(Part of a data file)
------------------------------------------------------------

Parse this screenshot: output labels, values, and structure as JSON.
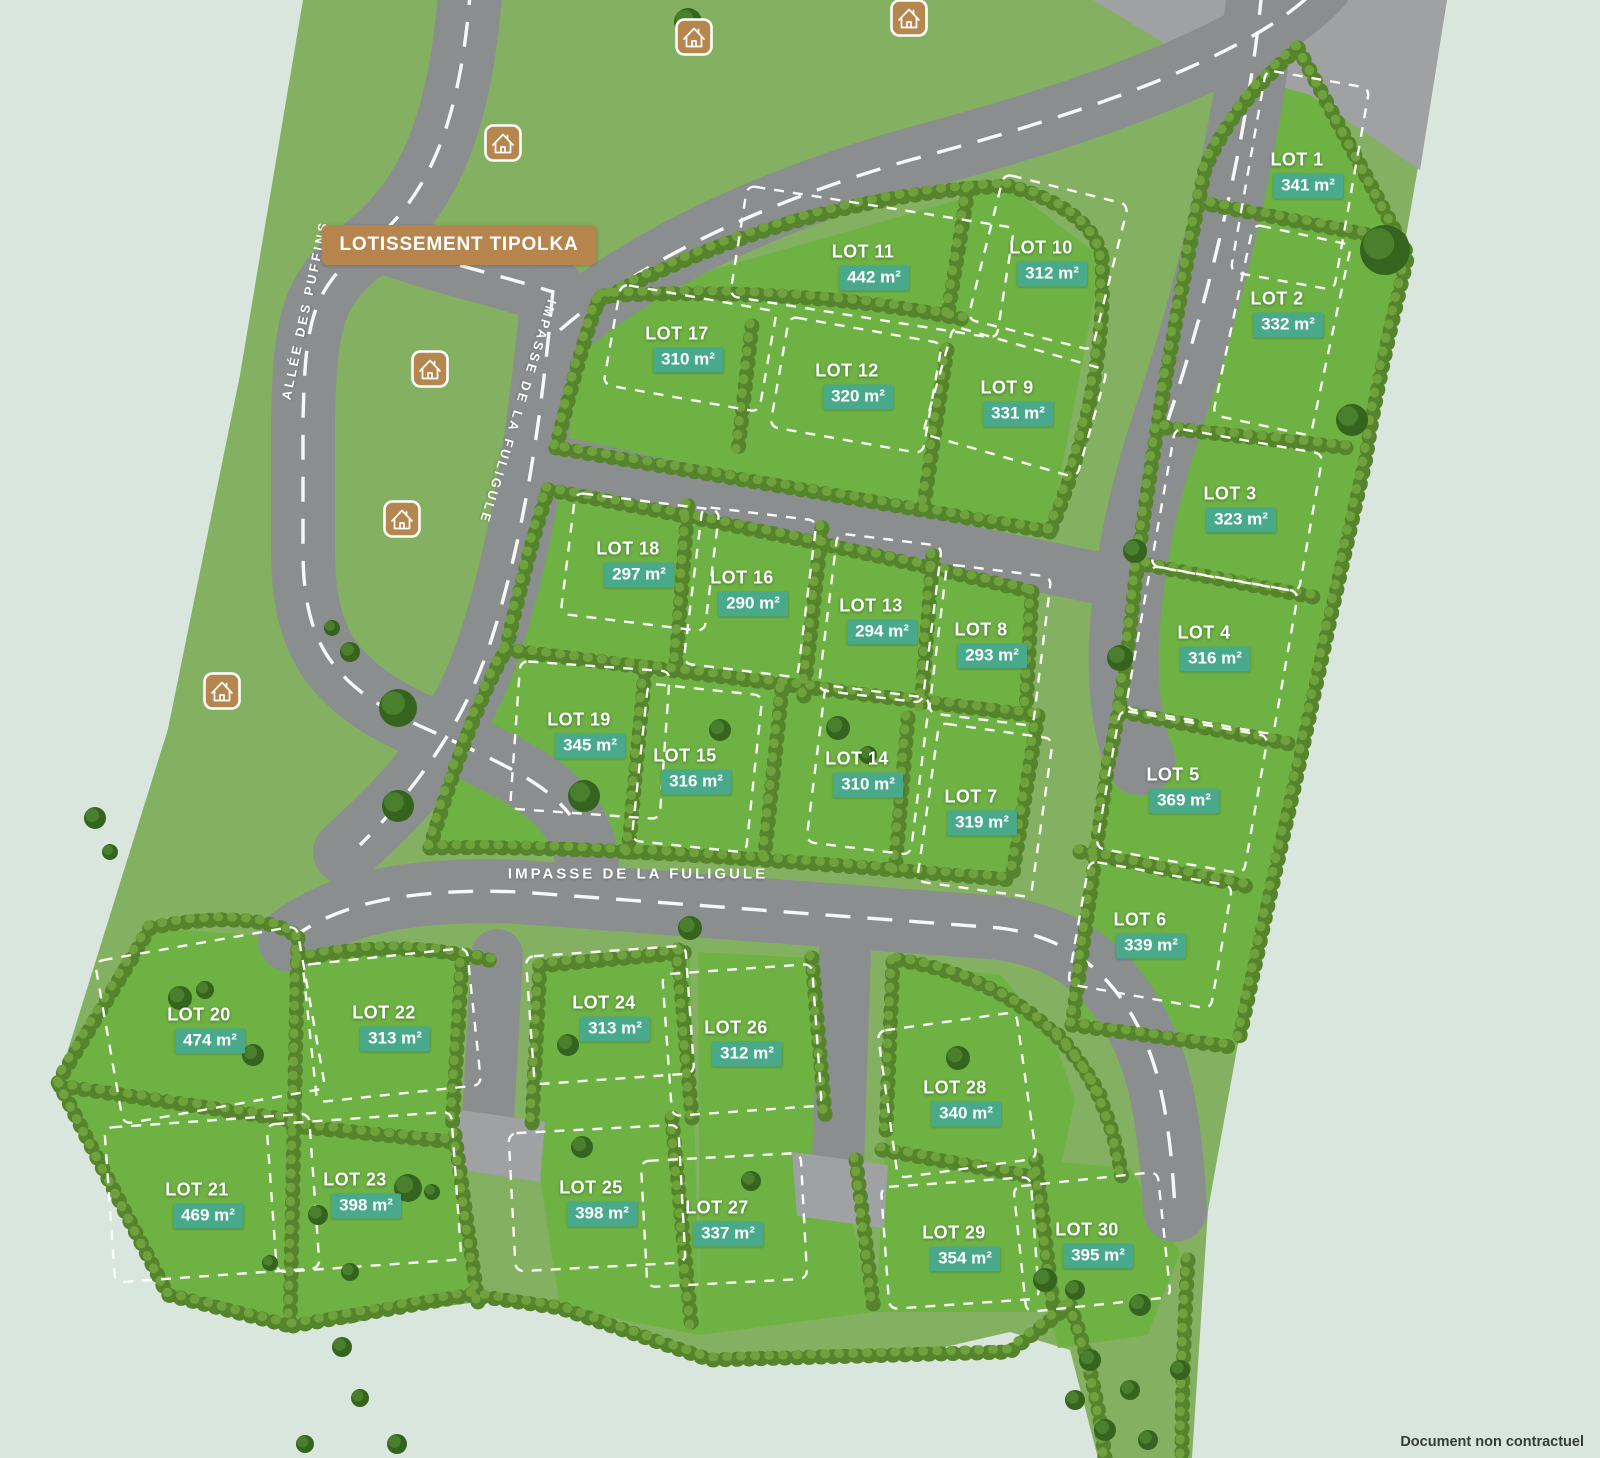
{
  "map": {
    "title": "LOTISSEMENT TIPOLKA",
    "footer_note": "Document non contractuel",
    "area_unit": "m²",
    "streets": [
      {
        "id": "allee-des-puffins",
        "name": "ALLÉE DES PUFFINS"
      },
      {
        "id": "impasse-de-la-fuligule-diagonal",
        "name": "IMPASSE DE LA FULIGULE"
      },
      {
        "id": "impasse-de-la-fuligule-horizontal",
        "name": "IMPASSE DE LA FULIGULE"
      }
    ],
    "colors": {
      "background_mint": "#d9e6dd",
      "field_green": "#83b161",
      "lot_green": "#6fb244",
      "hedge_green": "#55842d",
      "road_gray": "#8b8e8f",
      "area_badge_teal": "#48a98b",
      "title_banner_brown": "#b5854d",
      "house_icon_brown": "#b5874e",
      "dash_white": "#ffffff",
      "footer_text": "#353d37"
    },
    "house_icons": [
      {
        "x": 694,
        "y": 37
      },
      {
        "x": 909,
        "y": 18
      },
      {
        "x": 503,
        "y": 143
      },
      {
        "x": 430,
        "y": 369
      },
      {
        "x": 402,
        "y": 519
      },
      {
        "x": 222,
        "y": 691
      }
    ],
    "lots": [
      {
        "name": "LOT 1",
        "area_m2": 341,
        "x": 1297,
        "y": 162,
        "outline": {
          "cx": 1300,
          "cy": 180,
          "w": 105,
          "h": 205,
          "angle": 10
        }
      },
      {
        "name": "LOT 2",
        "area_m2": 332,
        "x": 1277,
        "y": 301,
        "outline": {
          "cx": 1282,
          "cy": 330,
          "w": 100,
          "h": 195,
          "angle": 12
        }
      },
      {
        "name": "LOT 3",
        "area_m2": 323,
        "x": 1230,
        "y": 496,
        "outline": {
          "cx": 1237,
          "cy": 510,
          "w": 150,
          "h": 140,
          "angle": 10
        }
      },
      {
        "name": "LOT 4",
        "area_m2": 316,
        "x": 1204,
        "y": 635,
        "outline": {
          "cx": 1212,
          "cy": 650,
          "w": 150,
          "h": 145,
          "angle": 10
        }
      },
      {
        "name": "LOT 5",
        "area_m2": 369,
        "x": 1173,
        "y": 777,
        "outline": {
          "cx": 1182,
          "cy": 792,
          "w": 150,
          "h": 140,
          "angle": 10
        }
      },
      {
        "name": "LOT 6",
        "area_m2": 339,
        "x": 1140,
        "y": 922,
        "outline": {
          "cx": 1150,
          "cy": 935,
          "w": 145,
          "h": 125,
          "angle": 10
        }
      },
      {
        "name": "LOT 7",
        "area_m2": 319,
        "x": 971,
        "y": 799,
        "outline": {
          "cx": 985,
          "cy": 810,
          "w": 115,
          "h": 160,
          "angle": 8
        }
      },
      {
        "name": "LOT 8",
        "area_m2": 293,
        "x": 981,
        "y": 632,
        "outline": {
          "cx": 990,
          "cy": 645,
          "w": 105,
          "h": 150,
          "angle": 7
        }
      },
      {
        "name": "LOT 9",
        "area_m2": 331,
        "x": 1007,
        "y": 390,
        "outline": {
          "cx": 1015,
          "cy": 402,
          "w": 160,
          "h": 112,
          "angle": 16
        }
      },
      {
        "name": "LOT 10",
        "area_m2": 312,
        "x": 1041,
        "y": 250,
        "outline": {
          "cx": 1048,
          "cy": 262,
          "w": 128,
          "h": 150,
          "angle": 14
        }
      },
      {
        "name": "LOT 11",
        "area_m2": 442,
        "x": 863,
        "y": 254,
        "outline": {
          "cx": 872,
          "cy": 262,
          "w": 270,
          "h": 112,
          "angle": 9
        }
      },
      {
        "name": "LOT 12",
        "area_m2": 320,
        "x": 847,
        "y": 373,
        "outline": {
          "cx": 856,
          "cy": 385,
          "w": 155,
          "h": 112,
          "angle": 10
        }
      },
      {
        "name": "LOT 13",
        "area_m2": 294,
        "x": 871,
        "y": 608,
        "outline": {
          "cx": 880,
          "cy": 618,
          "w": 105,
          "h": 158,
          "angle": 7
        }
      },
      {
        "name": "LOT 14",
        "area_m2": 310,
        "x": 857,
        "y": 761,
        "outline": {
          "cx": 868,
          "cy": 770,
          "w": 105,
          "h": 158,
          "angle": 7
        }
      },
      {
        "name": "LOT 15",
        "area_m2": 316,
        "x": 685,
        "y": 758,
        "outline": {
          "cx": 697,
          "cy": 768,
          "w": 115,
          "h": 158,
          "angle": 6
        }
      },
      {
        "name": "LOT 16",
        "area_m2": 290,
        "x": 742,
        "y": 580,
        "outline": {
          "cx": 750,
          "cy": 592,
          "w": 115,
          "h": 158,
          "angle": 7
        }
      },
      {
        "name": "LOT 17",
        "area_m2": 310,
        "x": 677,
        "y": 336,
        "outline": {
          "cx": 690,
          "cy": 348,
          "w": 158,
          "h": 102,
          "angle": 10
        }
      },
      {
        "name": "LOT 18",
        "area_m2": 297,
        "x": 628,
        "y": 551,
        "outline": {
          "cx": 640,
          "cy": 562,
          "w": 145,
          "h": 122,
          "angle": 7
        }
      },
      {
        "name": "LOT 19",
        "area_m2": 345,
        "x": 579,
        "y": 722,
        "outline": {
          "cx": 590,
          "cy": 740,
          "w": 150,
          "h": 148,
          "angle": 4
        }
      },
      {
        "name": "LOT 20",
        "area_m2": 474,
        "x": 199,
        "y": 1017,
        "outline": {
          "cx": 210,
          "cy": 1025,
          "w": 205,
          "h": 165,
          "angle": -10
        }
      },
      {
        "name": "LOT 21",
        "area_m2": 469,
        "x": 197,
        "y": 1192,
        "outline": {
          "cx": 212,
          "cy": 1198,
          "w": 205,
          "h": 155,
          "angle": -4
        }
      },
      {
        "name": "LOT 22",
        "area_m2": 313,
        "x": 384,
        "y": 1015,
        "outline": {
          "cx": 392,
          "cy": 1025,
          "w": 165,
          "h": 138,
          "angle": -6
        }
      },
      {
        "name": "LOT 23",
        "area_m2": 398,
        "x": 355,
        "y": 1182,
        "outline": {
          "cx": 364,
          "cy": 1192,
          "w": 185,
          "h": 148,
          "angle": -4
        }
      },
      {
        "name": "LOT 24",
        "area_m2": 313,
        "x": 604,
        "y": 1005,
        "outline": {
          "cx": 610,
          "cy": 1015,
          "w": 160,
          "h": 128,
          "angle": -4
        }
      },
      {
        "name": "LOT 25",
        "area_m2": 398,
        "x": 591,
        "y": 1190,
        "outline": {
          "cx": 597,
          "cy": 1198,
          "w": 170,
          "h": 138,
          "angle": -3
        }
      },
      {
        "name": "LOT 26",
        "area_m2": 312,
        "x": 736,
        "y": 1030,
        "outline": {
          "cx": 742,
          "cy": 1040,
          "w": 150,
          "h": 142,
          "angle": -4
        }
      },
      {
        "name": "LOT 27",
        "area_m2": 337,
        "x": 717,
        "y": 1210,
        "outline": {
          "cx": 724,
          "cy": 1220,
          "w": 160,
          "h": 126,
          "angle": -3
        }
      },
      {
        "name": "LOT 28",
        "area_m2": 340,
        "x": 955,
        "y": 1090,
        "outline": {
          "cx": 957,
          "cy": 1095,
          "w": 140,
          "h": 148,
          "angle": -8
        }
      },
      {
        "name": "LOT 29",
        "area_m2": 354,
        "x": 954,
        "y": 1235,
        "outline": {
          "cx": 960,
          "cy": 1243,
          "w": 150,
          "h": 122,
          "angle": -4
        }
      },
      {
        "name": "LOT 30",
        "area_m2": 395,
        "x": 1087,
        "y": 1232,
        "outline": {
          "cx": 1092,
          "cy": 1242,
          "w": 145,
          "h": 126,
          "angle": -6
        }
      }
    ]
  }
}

------------------------------------------------------------

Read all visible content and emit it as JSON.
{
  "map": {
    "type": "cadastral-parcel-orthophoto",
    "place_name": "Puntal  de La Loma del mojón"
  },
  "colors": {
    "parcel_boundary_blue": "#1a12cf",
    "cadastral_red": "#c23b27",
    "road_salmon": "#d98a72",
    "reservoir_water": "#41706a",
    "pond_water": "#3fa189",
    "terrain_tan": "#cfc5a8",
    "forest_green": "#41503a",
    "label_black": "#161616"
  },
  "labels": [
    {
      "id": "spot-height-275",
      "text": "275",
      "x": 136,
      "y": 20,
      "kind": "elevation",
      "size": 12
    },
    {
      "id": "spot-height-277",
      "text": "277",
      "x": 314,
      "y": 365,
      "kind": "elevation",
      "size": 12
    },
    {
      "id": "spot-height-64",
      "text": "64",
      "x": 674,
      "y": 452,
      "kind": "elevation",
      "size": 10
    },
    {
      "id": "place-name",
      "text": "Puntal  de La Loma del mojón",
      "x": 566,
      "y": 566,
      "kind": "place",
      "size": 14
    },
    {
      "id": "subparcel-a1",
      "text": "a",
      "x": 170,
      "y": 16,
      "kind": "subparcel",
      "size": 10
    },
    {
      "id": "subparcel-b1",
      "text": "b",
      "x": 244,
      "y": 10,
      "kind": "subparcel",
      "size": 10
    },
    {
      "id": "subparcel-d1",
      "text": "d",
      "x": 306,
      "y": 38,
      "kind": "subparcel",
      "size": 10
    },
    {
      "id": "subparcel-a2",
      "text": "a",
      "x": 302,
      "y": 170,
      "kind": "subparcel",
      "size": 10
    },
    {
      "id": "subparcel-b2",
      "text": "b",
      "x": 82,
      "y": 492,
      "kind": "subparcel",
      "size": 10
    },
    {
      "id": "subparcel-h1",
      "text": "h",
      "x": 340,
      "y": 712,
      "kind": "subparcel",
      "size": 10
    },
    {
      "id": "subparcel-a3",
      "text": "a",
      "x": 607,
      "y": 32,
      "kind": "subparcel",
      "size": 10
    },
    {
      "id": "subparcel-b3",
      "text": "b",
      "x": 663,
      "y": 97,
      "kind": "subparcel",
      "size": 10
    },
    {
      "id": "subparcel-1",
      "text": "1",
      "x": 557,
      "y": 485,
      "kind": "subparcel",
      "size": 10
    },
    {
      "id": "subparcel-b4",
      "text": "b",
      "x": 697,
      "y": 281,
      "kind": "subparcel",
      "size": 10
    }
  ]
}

------------------------------------------------------------

■ DESCRIPTION OF THE TASK
Look above for every line with the word "mojón" and copy it.

■ OUTPUT OF THE EXERCISE
    "place_name": "Puntal  de La Loma del mojón"
      "text": "Puntal  de La Loma del mojón",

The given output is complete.